* WHAT IS ASKED *
Extract the whole listing as it stands. Do not include the pictures.

* MATERIAL SUPPLIED *
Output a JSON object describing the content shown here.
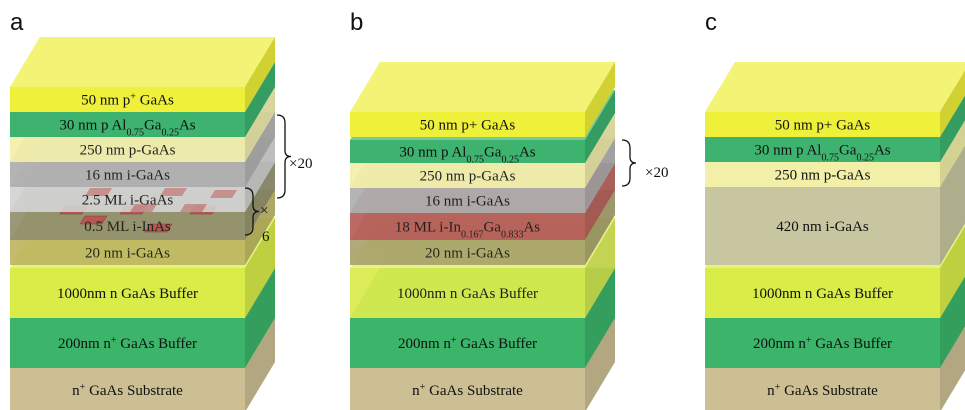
{
  "panels": [
    {
      "label": "a",
      "layers": [
        {
          "label": [
            "50 nm p",
            {
              "sup": "+"
            },
            "  GaAs"
          ],
          "color": "#eef03a"
        },
        {
          "label": [
            "30 nm p Al",
            {
              "sub": "0.75"
            },
            "Ga",
            {
              "sub": "0.25"
            },
            "As"
          ],
          "color": "#3db36f"
        },
        {
          "label": [
            "250 nm p-GaAs"
          ],
          "color": "#f2efa8"
        },
        {
          "label": [
            "16 nm i-GaAs"
          ],
          "color": "#acacac"
        },
        {
          "label": [
            "2.5 ML i-GaAs"
          ],
          "color": "#d2d2d2"
        },
        {
          "label": [
            "0.5 ML i-InAs"
          ],
          "color": "#8f8d6a"
        },
        {
          "label": [
            "20 nm i-GaAs"
          ],
          "color": "#bdb560"
        },
        {
          "label": [
            "1000nm n GaAs Buffer"
          ],
          "color": "#d9ec48"
        },
        {
          "label": [
            "200nm n",
            {
              "sup": "+"
            },
            " GaAs Buffer"
          ],
          "color": "#3cb56a"
        },
        {
          "label": [
            "n",
            {
              "sup": "+"
            },
            " GaAs Substrate"
          ],
          "color": "#cbbf93"
        }
      ],
      "annotations": [
        "×20",
        "×",
        "6"
      ]
    },
    {
      "label": "b",
      "layers": [
        {
          "label": [
            "50 nm p+  GaAs"
          ],
          "color": "#eef03a"
        },
        {
          "label": [
            "30 nm p Al",
            {
              "sub": "0.75"
            },
            "Ga",
            {
              "sub": "0.25"
            },
            "As"
          ],
          "color": "#3db36f"
        },
        {
          "label": [
            "250 nm p-GaAs"
          ],
          "color": "#f2efa8"
        },
        {
          "label": [
            "16 nm i-GaAs"
          ],
          "color": "#acacac"
        },
        {
          "label": [
            "18 ML i-In",
            {
              "sub": "0.167"
            },
            "Ga",
            {
              "sub": "0.833"
            },
            "As"
          ],
          "color": "#b55a55"
        },
        {
          "label": [
            "20 nm i-GaAs"
          ],
          "color": "#a7a16a"
        },
        {
          "label": [
            "1000nm n GaAs Buffer"
          ],
          "color": "#d9ec48"
        },
        {
          "label": [
            "200nm n",
            {
              "sup": "+"
            },
            " GaAs Buffer"
          ],
          "color": "#3cb56a"
        },
        {
          "label": [
            "n",
            {
              "sup": "+"
            },
            " GaAs Substrate"
          ],
          "color": "#cbbf93"
        }
      ],
      "annotations": [
        "×20"
      ]
    },
    {
      "label": "c",
      "layers": [
        {
          "label": [
            "50 nm p+  GaAs"
          ],
          "color": "#eef03a"
        },
        {
          "label": [
            "30 nm p Al",
            {
              "sub": "0.75"
            },
            "Ga",
            {
              "sub": "0.25"
            },
            "As"
          ],
          "color": "#3db36f"
        },
        {
          "label": [
            "250 nm p-GaAs"
          ],
          "color": "#f2efa8"
        },
        {
          "label": [
            "420 nm i-GaAs"
          ],
          "color": "#c8c6a0"
        },
        {
          "label": [
            "1000nm n GaAs Buffer"
          ],
          "color": "#d9ec48"
        },
        {
          "label": [
            "200nm n",
            {
              "sup": "+"
            },
            " GaAs Buffer"
          ],
          "color": "#3cb56a"
        },
        {
          "label": [
            "n",
            {
              "sup": "+"
            },
            " GaAs Substrate"
          ],
          "color": "#cbbf93"
        }
      ],
      "annotations": []
    }
  ]
}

* EXERCISE ANSWER *
Output a JSON object describing the content shown here.
{
  "panels": [
    {
      "label": "a",
      "layers": [
        {
          "label": [
            "50 nm p",
            {
              "sup": "+"
            },
            "  GaAs"
          ],
          "color": "#eef03a"
        },
        {
          "label": [
            "30 nm p Al",
            {
              "sub": "0.75"
            },
            "Ga",
            {
              "sub": "0.25"
            },
            "As"
          ],
          "color": "#3db36f"
        },
        {
          "label": [
            "250 nm p-GaAs"
          ],
          "color": "#f2efa8"
        },
        {
          "label": [
            "16 nm i-GaAs"
          ],
          "color": "#acacac"
        },
        {
          "label": [
            "2.5 ML i-GaAs"
          ],
          "color": "#d2d2d2"
        },
        {
          "label": [
            "0.5 ML i-InAs"
          ],
          "color": "#8f8d6a"
        },
        {
          "label": [
            "20 nm i-GaAs"
          ],
          "color": "#bdb560"
        },
        {
          "label": [
            "1000nm n GaAs Buffer"
          ],
          "color": "#d9ec48"
        },
        {
          "label": [
            "200nm n",
            {
              "sup": "+"
            },
            " GaAs Buffer"
          ],
          "color": "#3cb56a"
        },
        {
          "label": [
            "n",
            {
              "sup": "+"
            },
            " GaAs Substrate"
          ],
          "color": "#cbbf93"
        }
      ],
      "annotations": [
        "×20",
        "×",
        "6"
      ]
    },
    {
      "label": "b",
      "layers": [
        {
          "label": [
            "50 nm p+  GaAs"
          ],
          "color": "#eef03a"
        },
        {
          "label": [
            "30 nm p Al",
            {
              "sub": "0.75"
            },
            "Ga",
            {
              "sub": "0.25"
            },
            "As"
          ],
          "color": "#3db36f"
        },
        {
          "label": [
            "250 nm p-GaAs"
          ],
          "color": "#f2efa8"
        },
        {
          "label": [
            "16 nm i-GaAs"
          ],
          "color": "#acacac"
        },
        {
          "label": [
            "18 ML i-In",
            {
              "sub": "0.167"
            },
            "Ga",
            {
              "sub": "0.833"
            },
            "As"
          ],
          "color": "#b55a55"
        },
        {
          "label": [
            "20 nm i-GaAs"
          ],
          "color": "#a7a16a"
        },
        {
          "label": [
            "1000nm n GaAs Buffer"
          ],
          "color": "#d9ec48"
        },
        {
          "label": [
            "200nm n",
            {
              "sup": "+"
            },
            " GaAs Buffer"
          ],
          "color": "#3cb56a"
        },
        {
          "label": [
            "n",
            {
              "sup": "+"
            },
            " GaAs Substrate"
          ],
          "color": "#cbbf93"
        }
      ],
      "annotations": [
        "×20"
      ]
    },
    {
      "label": "c",
      "layers": [
        {
          "label": [
            "50 nm p+  GaAs"
          ],
          "color": "#eef03a"
        },
        {
          "label": [
            "30 nm p Al",
            {
              "sub": "0.75"
            },
            "Ga",
            {
              "sub": "0.25"
            },
            "As"
          ],
          "color": "#3db36f"
        },
        {
          "label": [
            "250 nm p-GaAs"
          ],
          "color": "#f2efa8"
        },
        {
          "label": [
            "420 nm i-GaAs"
          ],
          "color": "#c8c6a0"
        },
        {
          "label": [
            "1000nm n GaAs Buffer"
          ],
          "color": "#d9ec48"
        },
        {
          "label": [
            "200nm n",
            {
              "sup": "+"
            },
            " GaAs Buffer"
          ],
          "color": "#3cb56a"
        },
        {
          "label": [
            "n",
            {
              "sup": "+"
            },
            " GaAs Substrate"
          ],
          "color": "#cbbf93"
        }
      ],
      "annotations": []
    }
  ]
}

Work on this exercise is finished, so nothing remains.